A medida que crece la población global, el cambio climático, las enfermedades, las guerras, el agotamiento de recursos y otras crisis amenazan con reducir drásticamente la capacidad de la Tierra para sustentar a la humanidad, entendiéndose como la cantidad máxima de personas que el planeta puede albergar con vida. Un nuevo estudio sugiere que si hoy hubiera una catástrofe global, en las siguientes décadas veríamos una rápida disminución de la población.
Los resultados del trabajo se publicaron el 22 de mayo en Chaos, Solitons & Fractals, y muestran que si la capacidad de sostén de la Tierra hoy se redujera a unos 2 mil millones de personas, para el año 2064 la población mundial se habría reducido en un 505. Es decir que en unos 40 años la humanidad podría reducirse, de la proyectada cifra de entre 8 y 10 mil millones de personas a unos 4 o 5 mil millones. Los autores llegaron a esa conclusión utilizando un nuevo modelo matemático que unifica regímenes clave para el crecimiento de la población global en los últimos 12.000 años.
“En el artículo destacamos que no se trata de un pronóstico sino de una situación matemática ilustrativa que quiere mostrar la forma en que las dinámicas poblacionales son sensibles a los cambios abruptos en el ambiente o la sociedad”, escribió en declaraciones el coautor del trabajo Alessio Zaccone, profesor de física en la Universidad de Milán. “Destacamos que la trayectoria actual permanece relativamente estable y que no implica un colapso inminente”.
Nueva forma de pensar el crecimiento poblacional
Zaccone y su ya fallecido colega Kostya Trachenco, quien trabajó como físico teórico en la Universidad Queen Mary de Londres hasta su fallecimiento en mayo de 2025, utilizaron su modelo para repasar la famosa situación del “día del juicio final” de Heinz von Foerster y colaboradores en 1960. En ese trabajo habían calculado que la población mundial llegaría al infinito para 2026 si seguía creciendo al ritmo que lo había hecho en los últimos dos milenios.
Eso no significa que haya una cantidad infinita de personas en el planeta, sino que el crecimiento de la población se aceleraría continuamente, sin límite. Por supuesto, eso no sucedió ya que la tasa de natalidad ha disminuido. Pero según Zaccone “la matemática subyacente del crecimiento sin límite puede reaparecer bajo determinadas condiciones”.
El estudio propone diferentes escenarios para el crecimiento futuro de la población. Aunque los cálculos indican que la tendencia actual en el mundo no nos llevará a la “singularidad catastrófica” propuesta por von Foerster y sus colegas, también muestra que una gran crisis ambiental podría derivar en una rápida disminución de la población y, potencialmente, en el colapso.
“Con la presunción deliberadamente conservadora de la peor situación en la que la capacidad de sustento de la Tierra decayera rápidamente en unos 2 mil millones de personas, nuestro modelo predice una rápida disminución de la población global, que para cerca del año 2064 implica que habrá solo la mitad de la población que hay hoy”, explicó Zaccone.

Ejercicio:
Copia el fragmento sobre el crecimiento de la población de "Nueva forma de" a "últimos dos milenios." y renombra "día del juicio final" como "fin del mundo". Las líneas de datos no intervienen en este ejercicio.

Datos disponibles:
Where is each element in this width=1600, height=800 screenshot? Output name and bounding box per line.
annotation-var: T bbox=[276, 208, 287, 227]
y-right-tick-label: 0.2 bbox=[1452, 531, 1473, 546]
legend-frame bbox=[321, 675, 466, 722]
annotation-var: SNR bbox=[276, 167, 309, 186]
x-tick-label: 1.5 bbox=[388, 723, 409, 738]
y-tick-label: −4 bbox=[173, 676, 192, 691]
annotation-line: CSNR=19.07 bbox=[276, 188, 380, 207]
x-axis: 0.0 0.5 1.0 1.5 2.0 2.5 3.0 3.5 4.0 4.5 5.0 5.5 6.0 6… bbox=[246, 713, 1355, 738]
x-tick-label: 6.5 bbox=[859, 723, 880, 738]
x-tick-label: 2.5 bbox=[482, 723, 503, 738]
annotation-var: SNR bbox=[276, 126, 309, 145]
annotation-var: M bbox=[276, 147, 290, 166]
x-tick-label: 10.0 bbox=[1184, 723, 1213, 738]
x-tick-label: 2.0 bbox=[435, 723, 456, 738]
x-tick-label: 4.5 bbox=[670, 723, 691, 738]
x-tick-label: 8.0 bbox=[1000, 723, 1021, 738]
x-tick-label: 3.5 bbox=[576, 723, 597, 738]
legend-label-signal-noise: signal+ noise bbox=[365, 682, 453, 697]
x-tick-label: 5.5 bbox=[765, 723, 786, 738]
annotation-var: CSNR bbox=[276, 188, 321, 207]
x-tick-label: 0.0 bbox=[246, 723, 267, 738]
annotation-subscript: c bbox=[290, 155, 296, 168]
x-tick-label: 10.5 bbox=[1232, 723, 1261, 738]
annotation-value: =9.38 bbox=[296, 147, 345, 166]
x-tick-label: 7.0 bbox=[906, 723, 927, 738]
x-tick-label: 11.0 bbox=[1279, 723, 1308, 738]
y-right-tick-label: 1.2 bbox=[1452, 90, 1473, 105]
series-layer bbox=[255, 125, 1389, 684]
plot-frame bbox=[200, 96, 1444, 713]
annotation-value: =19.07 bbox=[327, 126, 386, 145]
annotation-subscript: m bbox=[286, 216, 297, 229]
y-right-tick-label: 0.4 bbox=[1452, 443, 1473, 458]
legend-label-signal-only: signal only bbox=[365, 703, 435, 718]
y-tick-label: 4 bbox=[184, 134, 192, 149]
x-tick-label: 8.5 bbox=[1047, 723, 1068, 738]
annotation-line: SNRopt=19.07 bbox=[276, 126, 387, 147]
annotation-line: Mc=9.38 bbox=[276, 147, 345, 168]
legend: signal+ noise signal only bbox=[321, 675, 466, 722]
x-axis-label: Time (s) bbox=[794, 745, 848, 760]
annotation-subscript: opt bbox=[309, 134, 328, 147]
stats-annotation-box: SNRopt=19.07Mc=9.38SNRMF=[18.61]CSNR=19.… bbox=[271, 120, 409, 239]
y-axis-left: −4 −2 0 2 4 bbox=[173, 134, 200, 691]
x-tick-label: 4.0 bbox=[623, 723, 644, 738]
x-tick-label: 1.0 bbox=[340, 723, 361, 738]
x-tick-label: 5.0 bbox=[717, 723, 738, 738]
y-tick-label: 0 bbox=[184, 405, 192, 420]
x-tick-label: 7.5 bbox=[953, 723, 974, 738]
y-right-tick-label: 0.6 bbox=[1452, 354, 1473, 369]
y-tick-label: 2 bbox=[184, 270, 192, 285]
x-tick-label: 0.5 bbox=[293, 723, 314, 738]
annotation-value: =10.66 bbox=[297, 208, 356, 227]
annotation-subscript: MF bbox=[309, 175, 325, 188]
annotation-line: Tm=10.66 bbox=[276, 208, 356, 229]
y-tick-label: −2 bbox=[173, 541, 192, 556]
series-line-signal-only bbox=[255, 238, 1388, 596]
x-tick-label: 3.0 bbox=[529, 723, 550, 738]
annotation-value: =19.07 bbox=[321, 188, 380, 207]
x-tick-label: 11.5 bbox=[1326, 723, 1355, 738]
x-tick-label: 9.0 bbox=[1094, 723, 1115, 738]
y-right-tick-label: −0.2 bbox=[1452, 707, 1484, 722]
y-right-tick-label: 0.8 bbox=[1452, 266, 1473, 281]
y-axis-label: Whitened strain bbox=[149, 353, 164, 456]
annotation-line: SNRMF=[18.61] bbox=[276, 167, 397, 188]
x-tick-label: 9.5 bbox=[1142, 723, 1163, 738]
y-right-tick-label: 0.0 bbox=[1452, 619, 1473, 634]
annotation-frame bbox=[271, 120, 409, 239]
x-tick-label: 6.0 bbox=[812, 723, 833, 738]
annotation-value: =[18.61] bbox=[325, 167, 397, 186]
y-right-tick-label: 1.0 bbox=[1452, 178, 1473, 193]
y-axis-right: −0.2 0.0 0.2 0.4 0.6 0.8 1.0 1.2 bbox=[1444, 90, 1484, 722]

Respuesta:
Nueva forma de pensar el crecimiento poblacional
Zaccone y su ya fallecido colega Kostya Trachenco, quien trabajó como físico teórico en la Universidad Queen Mary de Londres hasta su fallecimiento en mayo de 2025, utilizaron su modelo para repasar la famosa situación del “fin del mundo” de Heinz von Foerster y colaboradores en 1960. En ese trabajo habían calculado que la población mundial llegaría al infinito para 2026 si seguía creciendo al ritmo que lo había hecho en los últimos dos milenios.